» **Goal**
Gather each line in the entries that includes the string "统一社会信用代码".

— START Supplied records —

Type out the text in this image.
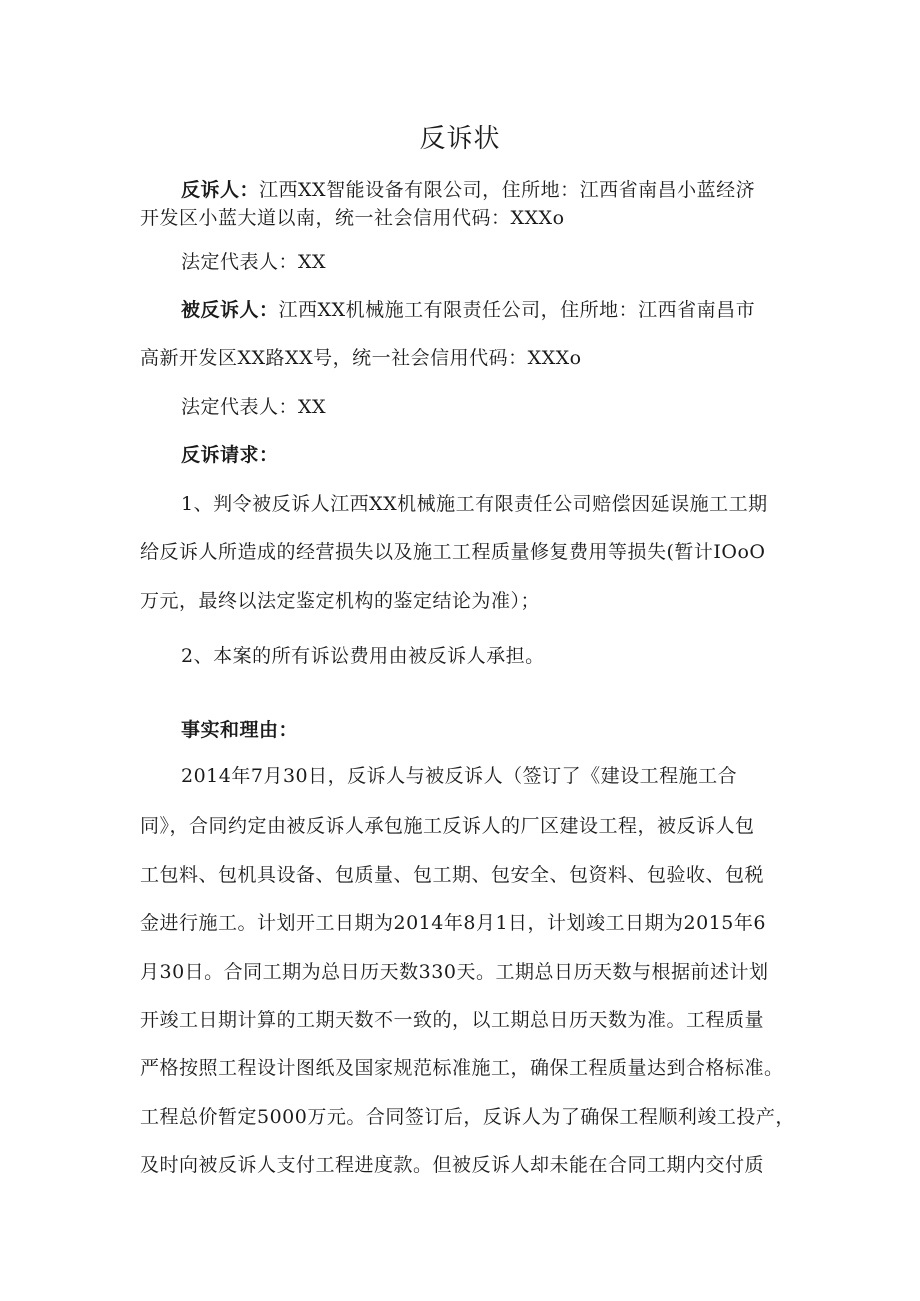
反诉状
反诉人：江西XX智能设备有限公司，住所地：江西省南昌小蓝经济
开发区小蓝大道以南，统一社会信用代码：XXXo
法定代表人：XX
被反诉人：江西XX机械施工有限责任公司，住所地：江西省南昌市
高新开发区XX路XX号，统一社会信用代码：XXXo
法定代表人：XX
反诉请求：
1、判令被反诉人江西XX机械施工有限责任公司赔偿因延误施工工期
给反诉人所造成的经营损失以及施工工程质量修复费用等损失(暂计IOoO
万元，最终以法定鉴定机构的鉴定结论为准）；
2、本案的所有诉讼费用由被反诉人承担。
事实和理由：
2014年7月30日，反诉人与被反诉人（签订了《建设工程施工合
同》，合同约定由被反诉人承包施工反诉人的厂区建设工程，被反诉人包
工包料、包机具设备、包质量、包工期、包安全、包资料、包验收、包税
金进行施工。计划开工日期为2014年8月1日，计划竣工日期为2015年6
月30日。合同工期为总日历天数330天。工期总日历天数与根据前述计划
开竣工日期计算的工期天数不一致的，以工期总日历天数为准。工程质量
严格按照工程设计图纸及国家规范标准施工，确保工程质量达到合格标准。
工程总价暂定5000万元。合同签订后，反诉人为了确保工程顺利竣工投产，
及时向被反诉人支付工程进度款。但被反诉人却未能在合同工期内交付质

— END Supplied records —

» **Full output**
开发区小蓝大道以南，统一社会信用代码：XXXo
高新开发区XX路XX号，统一社会信用代码：XXXo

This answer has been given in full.